[Data tied to figure images]
######

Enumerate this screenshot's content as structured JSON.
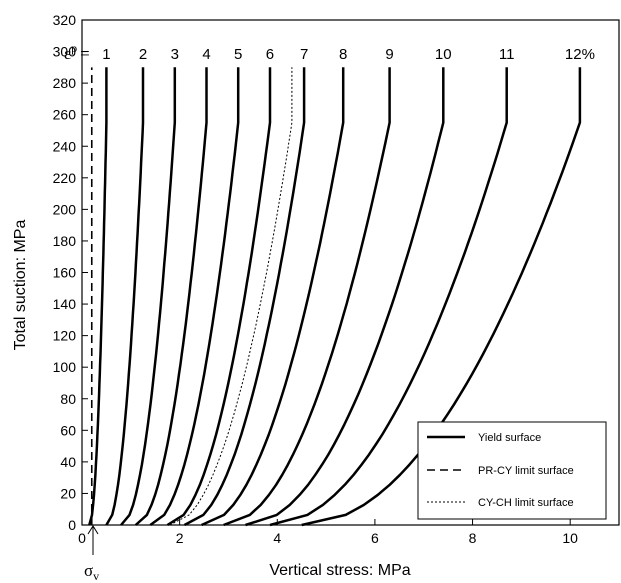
{
  "chart_data": {
    "type": "line",
    "xlabel": "Vertical stress: MPa",
    "ylabel": "Total suction: MPa",
    "xlim": [
      0,
      11
    ],
    "ylim": [
      0,
      320
    ],
    "xticks": [
      0,
      2,
      4,
      6,
      8,
      10
    ],
    "yticks": [
      0,
      20,
      40,
      60,
      80,
      100,
      120,
      140,
      160,
      180,
      200,
      220,
      240,
      260,
      280,
      300,
      320
    ],
    "grid": false,
    "legend_position": "bottom-right",
    "legend": [
      {
        "label": "Yield surface",
        "style": "solid"
      },
      {
        "label": "PR-CY limit surface",
        "style": "dashed"
      },
      {
        "label": "CY-CH limit surface",
        "style": "dotted"
      }
    ],
    "strain_label": "ε",
    "strain_superscript": "p",
    "strain_equals": "=",
    "sigma_label": "σ",
    "sigma_subscript": "v",
    "yield_surfaces": [
      {
        "label": "1",
        "x0": 0.15,
        "x_top": 0.5
      },
      {
        "label": "2",
        "x0": 0.5,
        "x_top": 1.25
      },
      {
        "label": "3",
        "x0": 0.8,
        "x_top": 1.9
      },
      {
        "label": "4",
        "x0": 1.1,
        "x_top": 2.55
      },
      {
        "label": "5",
        "x0": 1.4,
        "x_top": 3.2
      },
      {
        "label": "6",
        "x0": 1.75,
        "x_top": 3.85
      },
      {
        "label": "7",
        "x0": 2.1,
        "x_top": 4.55
      },
      {
        "label": "8",
        "x0": 2.45,
        "x_top": 5.35
      },
      {
        "label": "9",
        "x0": 2.9,
        "x_top": 6.3
      },
      {
        "label": "10",
        "x0": 3.35,
        "x_top": 7.4
      },
      {
        "label": "11",
        "x0": 3.85,
        "x_top": 8.7
      },
      {
        "label": "12%",
        "x0": 4.5,
        "x_top": 10.2
      }
    ],
    "yield_knee_suction": 255,
    "yield_top_suction": 290,
    "pr_cy_limit": {
      "x": 0.2,
      "y_range": [
        0,
        290
      ]
    },
    "cy_ch_limit": {
      "x0": 1.8,
      "x_knee": 4.3,
      "y_knee": 255,
      "y_top": 290
    }
  }
}
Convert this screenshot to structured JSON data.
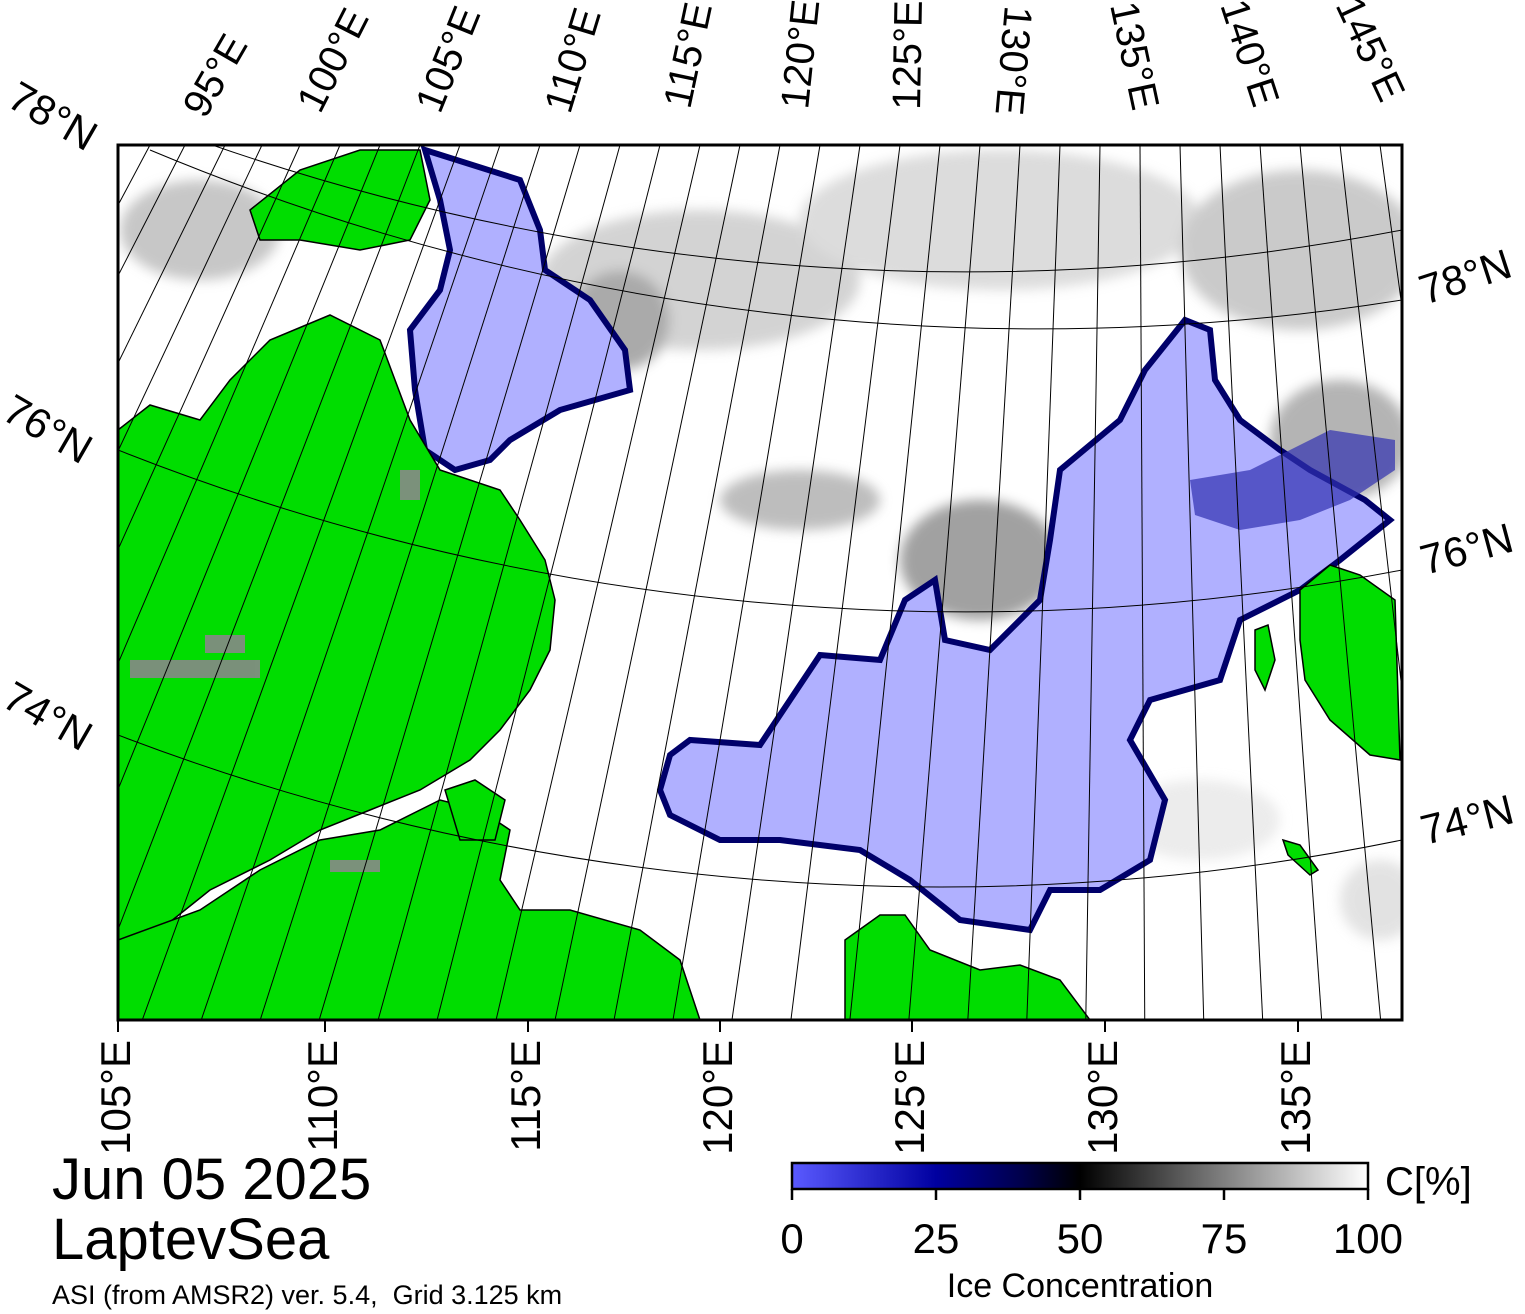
{
  "map": {
    "date": "Jun 05 2025",
    "region": "LaptevSea",
    "source": "ASI (from AMSR2) ver. 5.4,  Grid 3.125 km",
    "top_lon_labels": [
      "95°E",
      "100°E",
      "105°E",
      "110°E",
      "115°E",
      "120°E",
      "125°E",
      "130°E",
      "135°E",
      "140°E",
      "145°E"
    ],
    "bottom_lon_labels": [
      "105°E",
      "110°E",
      "115°E",
      "120°E",
      "125°E",
      "130°E",
      "135°E"
    ],
    "left_lat_labels": [
      "78°N",
      "76°N",
      "74°N"
    ],
    "right_lat_labels": [
      "78°N",
      "76°N",
      "74°N"
    ],
    "colors": {
      "land": "#00dd00",
      "open_water_low_conc": "#b0b0ff",
      "mid_conc": "#000040",
      "high_conc": "#ffffff",
      "coast_mask": "#888888"
    }
  },
  "colorbar": {
    "title": "Ice Concentration",
    "unit": "C[%]",
    "ticks": [
      "0",
      "25",
      "50",
      "75",
      "100"
    ],
    "stops": [
      "#5050ff",
      "#00004a",
      "#000000",
      "#888888",
      "#ffffff"
    ]
  }
}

######

Set exercise
Write out every line above exactly as it is, leaving out the pictures.

Solution
Enumerate this screenshot's content as structured JSON.
{
  "chart_data": {
    "type": "line",
    "xlabel": "Vertical stress: MPa",
    "ylabel": "Total suction: MPa",
    "xlim": [
      0,
      11
    ],
    "ylim": [
      0,
      320
    ],
    "xticks": [
      0,
      2,
      4,
      6,
      8,
      10
    ],
    "yticks": [
      0,
      20,
      40,
      60,
      80,
      100,
      120,
      140,
      160,
      180,
      200,
      220,
      240,
      260,
      280,
      300,
      320
    ],
    "grid": false,
    "legend_position": "bottom-right",
    "legend": [
      {
        "label": "Yield surface",
        "style": "solid"
      },
      {
        "label": "PR-CY limit surface",
        "style": "dashed"
      },
      {
        "label": "CY-CH limit surface",
        "style": "dotted"
      }
    ],
    "strain_label": "ε",
    "strain_superscript": "p",
    "strain_equals": "=",
    "sigma_label": "σ",
    "sigma_subscript": "v",
    "yield_surfaces": [
      {
        "label": "1",
        "x0": 0.15,
        "x_top": 0.5
      },
      {
        "label": "2",
        "x0": 0.5,
        "x_top": 1.25
      },
      {
        "label": "3",
        "x0": 0.8,
        "x_top": 1.9
      },
      {
        "label": "4",
        "x0": 1.1,
        "x_top": 2.55
      },
      {
        "label": "5",
        "x0": 1.4,
        "x_top": 3.2
      },
      {
        "label": "6",
        "x0": 1.75,
        "x_top": 3.85
      },
      {
        "label": "7",
        "x0": 2.1,
        "x_top": 4.55
      },
      {
        "label": "8",
        "x0": 2.45,
        "x_top": 5.35
      },
      {
        "label": "9",
        "x0": 2.9,
        "x_top": 6.3
      },
      {
        "label": "10",
        "x0": 3.35,
        "x_top": 7.4
      },
      {
        "label": "11",
        "x0": 3.85,
        "x_top": 8.7
      },
      {
        "label": "12%",
        "x0": 4.5,
        "x_top": 10.2
      }
    ],
    "yield_knee_suction": 255,
    "yield_top_suction": 290,
    "pr_cy_limit": {
      "x": 0.2,
      "y_range": [
        0,
        290
      ]
    },
    "cy_ch_limit": {
      "x0": 1.8,
      "x_knee": 4.3,
      "y_knee": 255,
      "y_top": 290
    }
  }
}
Convert this screenshot to structured JSON data.
{
  "map": {
    "date": "Jun 05 2025",
    "region": "LaptevSea",
    "source": "ASI (from AMSR2) ver. 5.4,  Grid 3.125 km",
    "top_lon_labels": [
      "95°E",
      "100°E",
      "105°E",
      "110°E",
      "115°E",
      "120°E",
      "125°E",
      "130°E",
      "135°E",
      "140°E",
      "145°E"
    ],
    "bottom_lon_labels": [
      "105°E",
      "110°E",
      "115°E",
      "120°E",
      "125°E",
      "130°E",
      "135°E"
    ],
    "left_lat_labels": [
      "78°N",
      "76°N",
      "74°N"
    ],
    "right_lat_labels": [
      "78°N",
      "76°N",
      "74°N"
    ],
    "colors": {
      "land": "#00dd00",
      "open_water_low_conc": "#b0b0ff",
      "mid_conc": "#000040",
      "high_conc": "#ffffff",
      "coast_mask": "#888888"
    }
  },
  "colorbar": {
    "title": "Ice Concentration",
    "unit": "C[%]",
    "ticks": [
      "0",
      "25",
      "50",
      "75",
      "100"
    ],
    "stops": [
      "#5050ff",
      "#00004a",
      "#000000",
      "#888888",
      "#ffffff"
    ]
  }
}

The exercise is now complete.